**PROBLEM DETAILS:**
Quote every line below exactly and skip any picture.

**GIVEN DATA:**
===

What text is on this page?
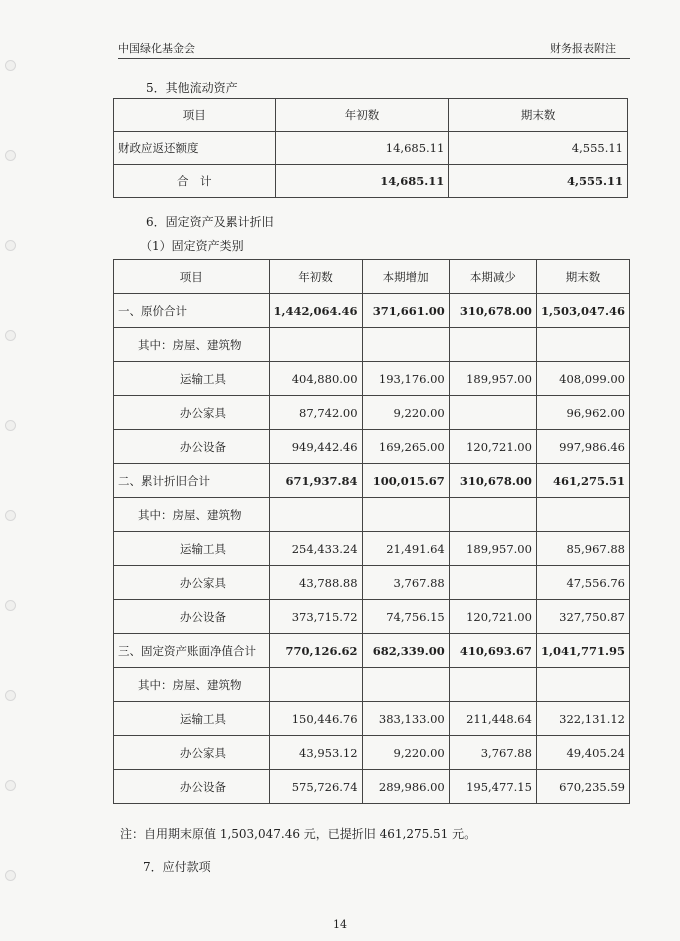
中国绿化基金会	财务报表附注
5．其他流动资产
项目	年初数	期末数
财政应返还额度	14,685.11	4,555.11
合　计	14,685.11	4,555.11
6．固定资产及累计折旧
（1）固定资产类别
项目	年初数	本期增加	本期减少	期末数
一、原价合计	1,442,064.46	371,661.00	310,678.00	1,503,047.46
其中：房屋、建筑物				
运输工具	404,880.00	193,176.00	189,957.00	408,099.00
办公家具	87,742.00	9,220.00		96,962.00
办公设备	949,442.46	169,265.00	120,721.00	997,986.46
二、累计折旧合计	671,937.84	100,015.67	310,678.00	461,275.51
其中：房屋、建筑物				
运输工具	254,433.24	21,491.64	189,957.00	85,967.88
办公家具	43,788.88	3,767.88		47,556.76
办公设备	373,715.72	74,756.15	120,721.00	327,750.87
三、固定资产账面净值合计	770,126.62	682,339.00	410,693.67	1,041,771.95
其中：房屋、建筑物				
运输工具	150,446.76	383,133.00	211,448.64	322,131.12
办公家具	43,953.12	9,220.00	3,767.88	49,405.24
办公设备	575,726.74	289,986.00	195,477.15	670,235.59
注：自用期末原值 1,503,047.46 元，已提折旧 461,275.51 元。
7．应付款项
14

===

**OUTPUT OF THE EXERCISE:**
What text is on this page?
中国绿化基金会	财务报表附注
5．其他流动资产
项目	年初数	期末数
财政应返还额度	14,685.11	4,555.11
合　计	14,685.11	4,555.11
6．固定资产及累计折旧
（1）固定资产类别
项目	年初数	本期增加	本期减少	期末数
一、原价合计	1,442,064.46	371,661.00	310,678.00	1,503,047.46
其中：房屋、建筑物				
运输工具	404,880.00	193,176.00	189,957.00	408,099.00
办公家具	87,742.00	9,220.00		96,962.00
办公设备	949,442.46	169,265.00	120,721.00	997,986.46
二、累计折旧合计	671,937.84	100,015.67	310,678.00	461,275.51
其中：房屋、建筑物				
运输工具	254,433.24	21,491.64	189,957.00	85,967.88
办公家具	43,788.88	3,767.88		47,556.76
办公设备	373,715.72	74,756.15	120,721.00	327,750.87
三、固定资产账面净值合计	770,126.62	682,339.00	410,693.67	1,041,771.95
其中：房屋、建筑物				
运输工具	150,446.76	383,133.00	211,448.64	322,131.12
办公家具	43,953.12	9,220.00	3,767.88	49,405.24
办公设备	575,726.74	289,986.00	195,477.15	670,235.59
注：自用期末原值 1,503,047.46 元，已提折旧 461,275.51 元。
7．应付款项
14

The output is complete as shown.